RECORD SET:
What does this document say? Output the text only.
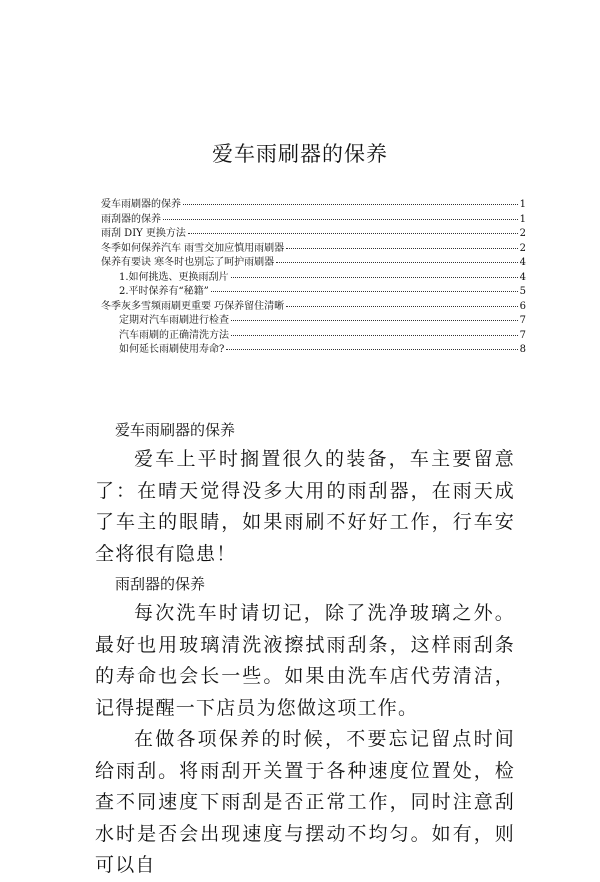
爱车雨刷器的保养
爱车雨刷器的保养	1
雨刮器的保养	1
雨刮 DIY 更换方法	2
冬季如何保养汽车 雨雪交加应慎用雨刷器	2
保养有要诀 寒冬时也别忘了呵护雨刷器	4
1.如何挑选、更换雨刮片	4
2.平时保养有“秘籍”	5
冬季灰多雪频雨刷更重要 巧保养留住清晰	6
定期对汽车雨刷进行检查	7
汽车雨刷的正确清洗方法	7
如何延长雨刷使用寿命?	8
爱车雨刷器的保养

爱车上平时搁置很久的装备，车主要留意了：在晴天觉得没多大用的雨刮器，在雨天成了车主的眼睛，如果雨刷不好好工作，行车安全将很有隐患！

雨刮器的保养

每次洗车时请切记，除了洗净玻璃之外。最好也用玻璃清洗液擦拭雨刮条，这样雨刮条的寿命也会长一些。如果由洗车店代劳清洁，记得提醒一下店员为您做这项工作。

在做各项保养的时候，不要忘记留点时间给雨刮。将雨刮开关置于各种速度位置处，检查不同速度下雨刮是否正常工作，同时注意刮水时是否会出现速度与摆动不均匀。如有，则可以自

AIM: Print all of the entries word for word. Skip any images they contain.

OUTPUT OF THE TASK:
What does this document say? Output the text only.
爱车雨刷器的保养
爱车雨刷器的保养	1
雨刮器的保养	1
雨刮 DIY 更换方法	2
冬季如何保养汽车 雨雪交加应慎用雨刷器	2
保养有要诀 寒冬时也别忘了呵护雨刷器	4
1.如何挑选、更换雨刮片	4
2.平时保养有“秘籍”	5
冬季灰多雪频雨刷更重要 巧保养留住清晰	6
定期对汽车雨刷进行检查	7
汽车雨刷的正确清洗方法	7
如何延长雨刷使用寿命?	8
爱车雨刷器的保养

爱车上平时搁置很久的装备，车主要留意了：在晴天觉得没多大用的雨刮器，在雨天成了车主的眼睛，如果雨刷不好好工作，行车安全将很有隐患！

雨刮器的保养

每次洗车时请切记，除了洗净玻璃之外。最好也用玻璃清洗液擦拭雨刮条，这样雨刮条的寿命也会长一些。如果由洗车店代劳清洁，记得提醒一下店员为您做这项工作。

在做各项保养的时候，不要忘记留点时间给雨刮。将雨刮开关置于各种速度位置处，检查不同速度下雨刮是否正常工作，同时注意刮水时是否会出现速度与摆动不均匀。如有，则可以自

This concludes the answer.